#### [What is needed]
Say how many lines hold the string "Schüssel"; please write nothing but the number.

[Dataset rows]
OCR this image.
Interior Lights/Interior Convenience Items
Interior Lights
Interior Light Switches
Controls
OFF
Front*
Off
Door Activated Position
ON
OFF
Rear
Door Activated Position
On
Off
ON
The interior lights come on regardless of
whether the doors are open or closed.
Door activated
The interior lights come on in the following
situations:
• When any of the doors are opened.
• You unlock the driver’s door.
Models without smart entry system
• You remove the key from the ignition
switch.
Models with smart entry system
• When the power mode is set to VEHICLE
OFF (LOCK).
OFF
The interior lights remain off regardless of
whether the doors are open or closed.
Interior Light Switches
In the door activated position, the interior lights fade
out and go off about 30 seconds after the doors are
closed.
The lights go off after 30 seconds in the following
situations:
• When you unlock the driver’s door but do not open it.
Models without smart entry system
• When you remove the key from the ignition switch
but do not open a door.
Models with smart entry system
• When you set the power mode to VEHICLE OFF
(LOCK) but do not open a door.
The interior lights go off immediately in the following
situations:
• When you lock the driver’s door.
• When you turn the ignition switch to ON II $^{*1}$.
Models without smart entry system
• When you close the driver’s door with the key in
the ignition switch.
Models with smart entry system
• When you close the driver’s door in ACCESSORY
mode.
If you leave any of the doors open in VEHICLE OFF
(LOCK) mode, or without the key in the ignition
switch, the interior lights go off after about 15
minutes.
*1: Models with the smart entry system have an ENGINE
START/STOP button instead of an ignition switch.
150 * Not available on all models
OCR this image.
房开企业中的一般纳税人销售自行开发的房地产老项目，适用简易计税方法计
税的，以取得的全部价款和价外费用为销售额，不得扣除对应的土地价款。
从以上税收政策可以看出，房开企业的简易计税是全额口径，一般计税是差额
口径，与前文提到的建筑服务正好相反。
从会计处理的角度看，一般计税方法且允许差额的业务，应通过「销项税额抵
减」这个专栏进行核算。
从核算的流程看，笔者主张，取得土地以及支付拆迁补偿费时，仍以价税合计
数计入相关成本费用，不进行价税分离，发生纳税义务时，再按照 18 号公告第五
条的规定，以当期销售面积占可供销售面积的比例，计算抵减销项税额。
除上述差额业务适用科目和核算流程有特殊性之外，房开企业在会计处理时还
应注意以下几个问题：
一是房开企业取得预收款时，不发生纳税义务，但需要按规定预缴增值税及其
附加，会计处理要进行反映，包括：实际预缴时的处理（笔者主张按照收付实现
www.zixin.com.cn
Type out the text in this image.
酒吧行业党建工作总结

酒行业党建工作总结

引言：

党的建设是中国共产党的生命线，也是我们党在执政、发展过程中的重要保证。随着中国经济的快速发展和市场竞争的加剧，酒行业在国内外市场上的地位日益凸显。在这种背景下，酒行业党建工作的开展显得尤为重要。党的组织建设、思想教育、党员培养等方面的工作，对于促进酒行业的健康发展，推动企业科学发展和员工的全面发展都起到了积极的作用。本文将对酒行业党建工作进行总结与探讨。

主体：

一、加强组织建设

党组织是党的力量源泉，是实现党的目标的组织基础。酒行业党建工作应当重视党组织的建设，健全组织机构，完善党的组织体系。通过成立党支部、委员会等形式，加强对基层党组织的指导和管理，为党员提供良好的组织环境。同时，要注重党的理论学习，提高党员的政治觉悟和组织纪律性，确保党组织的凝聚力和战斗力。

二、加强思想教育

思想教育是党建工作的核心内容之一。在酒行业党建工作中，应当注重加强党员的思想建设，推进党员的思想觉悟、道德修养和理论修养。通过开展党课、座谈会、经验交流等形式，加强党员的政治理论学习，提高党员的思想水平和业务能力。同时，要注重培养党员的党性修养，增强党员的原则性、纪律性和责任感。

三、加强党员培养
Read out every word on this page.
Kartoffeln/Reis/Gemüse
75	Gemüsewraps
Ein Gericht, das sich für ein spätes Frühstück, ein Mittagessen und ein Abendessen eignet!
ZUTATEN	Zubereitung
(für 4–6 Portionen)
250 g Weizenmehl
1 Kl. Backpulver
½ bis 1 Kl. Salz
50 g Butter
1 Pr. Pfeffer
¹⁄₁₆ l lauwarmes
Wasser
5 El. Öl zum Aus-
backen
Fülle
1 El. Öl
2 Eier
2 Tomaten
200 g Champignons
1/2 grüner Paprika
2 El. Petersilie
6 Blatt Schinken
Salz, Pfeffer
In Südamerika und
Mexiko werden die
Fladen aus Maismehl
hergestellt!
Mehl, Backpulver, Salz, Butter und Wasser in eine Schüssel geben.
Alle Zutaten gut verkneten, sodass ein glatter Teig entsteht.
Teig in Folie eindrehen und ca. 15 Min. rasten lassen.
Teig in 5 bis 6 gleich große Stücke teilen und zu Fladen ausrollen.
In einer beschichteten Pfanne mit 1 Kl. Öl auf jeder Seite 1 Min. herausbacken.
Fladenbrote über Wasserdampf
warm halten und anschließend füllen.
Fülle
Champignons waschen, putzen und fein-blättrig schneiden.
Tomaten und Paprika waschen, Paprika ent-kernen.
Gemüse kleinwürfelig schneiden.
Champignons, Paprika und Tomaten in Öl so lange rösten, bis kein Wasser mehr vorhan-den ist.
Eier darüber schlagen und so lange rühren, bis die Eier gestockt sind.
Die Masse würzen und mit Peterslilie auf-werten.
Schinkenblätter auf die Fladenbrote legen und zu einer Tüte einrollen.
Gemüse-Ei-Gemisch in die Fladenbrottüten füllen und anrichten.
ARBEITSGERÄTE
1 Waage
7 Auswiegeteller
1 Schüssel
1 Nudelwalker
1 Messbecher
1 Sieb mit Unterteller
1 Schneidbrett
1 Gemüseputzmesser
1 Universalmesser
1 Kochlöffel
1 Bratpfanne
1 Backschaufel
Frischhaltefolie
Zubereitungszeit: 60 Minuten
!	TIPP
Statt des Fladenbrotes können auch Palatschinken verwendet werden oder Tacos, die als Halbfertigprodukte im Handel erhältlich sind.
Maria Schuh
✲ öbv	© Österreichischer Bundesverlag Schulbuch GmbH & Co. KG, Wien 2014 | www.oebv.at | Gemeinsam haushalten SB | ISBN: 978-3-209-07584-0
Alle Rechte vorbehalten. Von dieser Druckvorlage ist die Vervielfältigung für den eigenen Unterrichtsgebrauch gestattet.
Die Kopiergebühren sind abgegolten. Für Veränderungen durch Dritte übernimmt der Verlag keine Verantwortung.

#### [Response]
2